TASK INSTRUCTIONS - Write every record out again exactly as given.

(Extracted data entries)
━━━━━━━━━━━━━━━━━━━━

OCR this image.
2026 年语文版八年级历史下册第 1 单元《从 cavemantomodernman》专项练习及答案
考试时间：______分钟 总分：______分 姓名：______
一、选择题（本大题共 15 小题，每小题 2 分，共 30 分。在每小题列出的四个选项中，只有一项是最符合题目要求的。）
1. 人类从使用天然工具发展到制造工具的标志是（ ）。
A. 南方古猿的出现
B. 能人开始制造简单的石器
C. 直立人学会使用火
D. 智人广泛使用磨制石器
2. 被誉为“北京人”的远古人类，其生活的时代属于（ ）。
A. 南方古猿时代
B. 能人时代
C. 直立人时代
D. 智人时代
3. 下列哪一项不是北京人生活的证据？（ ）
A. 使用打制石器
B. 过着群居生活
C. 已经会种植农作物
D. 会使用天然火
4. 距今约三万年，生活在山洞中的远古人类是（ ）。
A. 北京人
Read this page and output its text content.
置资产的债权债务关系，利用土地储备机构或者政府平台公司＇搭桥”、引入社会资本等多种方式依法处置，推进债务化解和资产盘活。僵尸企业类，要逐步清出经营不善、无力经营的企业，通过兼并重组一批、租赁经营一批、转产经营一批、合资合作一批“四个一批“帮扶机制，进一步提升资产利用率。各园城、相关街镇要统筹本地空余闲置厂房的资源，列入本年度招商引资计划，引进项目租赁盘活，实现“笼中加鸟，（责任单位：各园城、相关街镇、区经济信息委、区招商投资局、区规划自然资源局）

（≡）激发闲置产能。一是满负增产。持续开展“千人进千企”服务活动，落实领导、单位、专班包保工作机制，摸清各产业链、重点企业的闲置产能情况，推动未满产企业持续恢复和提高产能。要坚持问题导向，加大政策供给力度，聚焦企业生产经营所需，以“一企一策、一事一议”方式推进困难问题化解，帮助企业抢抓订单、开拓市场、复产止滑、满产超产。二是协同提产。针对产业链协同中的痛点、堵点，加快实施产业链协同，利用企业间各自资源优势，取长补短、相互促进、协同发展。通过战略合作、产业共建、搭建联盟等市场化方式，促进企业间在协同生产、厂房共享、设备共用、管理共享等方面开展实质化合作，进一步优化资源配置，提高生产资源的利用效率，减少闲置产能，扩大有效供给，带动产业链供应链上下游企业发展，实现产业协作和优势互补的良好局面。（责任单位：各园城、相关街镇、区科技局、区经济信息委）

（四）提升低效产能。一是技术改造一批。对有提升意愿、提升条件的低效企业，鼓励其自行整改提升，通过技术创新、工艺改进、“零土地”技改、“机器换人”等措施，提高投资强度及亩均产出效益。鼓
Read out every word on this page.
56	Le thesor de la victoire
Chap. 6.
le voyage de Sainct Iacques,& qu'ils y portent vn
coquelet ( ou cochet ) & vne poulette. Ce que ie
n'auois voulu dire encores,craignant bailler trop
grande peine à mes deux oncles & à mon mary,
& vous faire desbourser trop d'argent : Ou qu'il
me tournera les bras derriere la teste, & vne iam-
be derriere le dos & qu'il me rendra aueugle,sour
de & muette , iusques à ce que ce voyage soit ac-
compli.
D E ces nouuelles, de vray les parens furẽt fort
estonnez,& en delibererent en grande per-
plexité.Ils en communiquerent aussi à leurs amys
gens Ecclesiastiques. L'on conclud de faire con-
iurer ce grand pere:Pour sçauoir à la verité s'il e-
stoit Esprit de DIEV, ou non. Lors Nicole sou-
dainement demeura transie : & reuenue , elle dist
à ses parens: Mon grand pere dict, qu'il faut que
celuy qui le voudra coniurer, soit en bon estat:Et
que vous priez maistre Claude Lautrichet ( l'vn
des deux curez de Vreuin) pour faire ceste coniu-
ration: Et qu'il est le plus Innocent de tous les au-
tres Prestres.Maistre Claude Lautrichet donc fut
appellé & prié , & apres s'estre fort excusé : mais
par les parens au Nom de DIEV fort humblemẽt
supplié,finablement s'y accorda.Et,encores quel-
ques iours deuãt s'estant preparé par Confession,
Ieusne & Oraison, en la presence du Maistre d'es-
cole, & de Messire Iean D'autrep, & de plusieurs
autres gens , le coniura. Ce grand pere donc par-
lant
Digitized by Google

━━━━━━━━━━━━━━━━━━━━

WRITTEN ANSWER -
OCR this image.
2026 年语文版八年级历史下册第 1 单元《从 cavemantomodernman》专项练习及答案
考试时间：______分钟 总分：______分 姓名：______
一、选择题（本大题共 15 小题，每小题 2 分，共 30 分。在每小题列出的四个选项中，只有一项是最符合题目要求的。）
1. 人类从使用天然工具发展到制造工具的标志是（ ）。
A. 南方古猿的出现
B. 能人开始制造简单的石器
C. 直立人学会使用火
D. 智人广泛使用磨制石器
2. 被誉为“北京人”的远古人类，其生活的时代属于（ ）。
A. 南方古猿时代
B. 能人时代
C. 直立人时代
D. 智人时代
3. 下列哪一项不是北京人生活的证据？（ ）
A. 使用打制石器
B. 过着群居生活
C. 已经会种植农作物
D. 会使用天然火
4. 距今约三万年，生活在山洞中的远古人类是（ ）。
A. 北京人
Read this page and output its text content.
置资产的债权债务关系，利用土地储备机构或者政府平台公司＇搭桥”、引入社会资本等多种方式依法处置，推进债务化解和资产盘活。僵尸企业类，要逐步清出经营不善、无力经营的企业，通过兼并重组一批、租赁经营一批、转产经营一批、合资合作一批“四个一批“帮扶机制，进一步提升资产利用率。各园城、相关街镇要统筹本地空余闲置厂房的资源，列入本年度招商引资计划，引进项目租赁盘活，实现“笼中加鸟，（责任单位：各园城、相关街镇、区经济信息委、区招商投资局、区规划自然资源局）

（≡）激发闲置产能。一是满负增产。持续开展“千人进千企”服务活动，落实领导、单位、专班包保工作机制，摸清各产业链、重点企业的闲置产能情况，推动未满产企业持续恢复和提高产能。要坚持问题导向，加大政策供给力度，聚焦企业生产经营所需，以“一企一策、一事一议”方式推进困难问题化解，帮助企业抢抓订单、开拓市场、复产止滑、满产超产。二是协同提产。针对产业链协同中的痛点、堵点，加快实施产业链协同，利用企业间各自资源优势，取长补短、相互促进、协同发展。通过战略合作、产业共建、搭建联盟等市场化方式，促进企业间在协同生产、厂房共享、设备共用、管理共享等方面开展实质化合作，进一步优化资源配置，提高生产资源的利用效率，减少闲置产能，扩大有效供给，带动产业链供应链上下游企业发展，实现产业协作和优势互补的良好局面。（责任单位：各园城、相关街镇、区科技局、区经济信息委）

（四）提升低效产能。一是技术改造一批。对有提升意愿、提升条件的低效企业，鼓励其自行整改提升，通过技术创新、工艺改进、“零土地”技改、“机器换人”等措施，提高投资强度及亩均产出效益。鼓
Read out every word on this page.
56	Le thesor de la victoire
Chap. 6.
le voyage de Sainct Iacques,& qu'ils y portent vn
coquelet ( ou cochet ) & vne poulette. Ce que ie
n'auois voulu dire encores,craignant bailler trop
grande peine à mes deux oncles & à mon mary,
& vous faire desbourser trop d'argent : Ou qu'il
me tournera les bras derriere la teste, & vne iam-
be derriere le dos & qu'il me rendra aueugle,sour
de & muette , iusques à ce que ce voyage soit ac-
compli.
D E ces nouuelles, de vray les parens furẽt fort
estonnez,& en delibererent en grande per-
plexité.Ils en communiquerent aussi à leurs amys
gens Ecclesiastiques. L'on conclud de faire con-
iurer ce grand pere:Pour sçauoir à la verité s'il e-
stoit Esprit de DIEV, ou non. Lors Nicole sou-
dainement demeura transie : & reuenue , elle dist
à ses parens: Mon grand pere dict, qu'il faut que
celuy qui le voudra coniurer, soit en bon estat:Et
que vous priez maistre Claude Lautrichet ( l'vn
des deux curez de Vreuin) pour faire ceste coniu-
ration: Et qu'il est le plus Innocent de tous les au-
tres Prestres.Maistre Claude Lautrichet donc fut
appellé & prié , & apres s'estre fort excusé : mais
par les parens au Nom de DIEV fort humblemẽt
supplié,finablement s'y accorda.Et,encores quel-
ques iours deuãt s'estant preparé par Confession,
Ieusne & Oraison, en la presence du Maistre d'es-
cole, & de Messire Iean D'autrep, & de plusieurs
autres gens , le coniura. Ce grand pere donc par-
lant
Digitized by Google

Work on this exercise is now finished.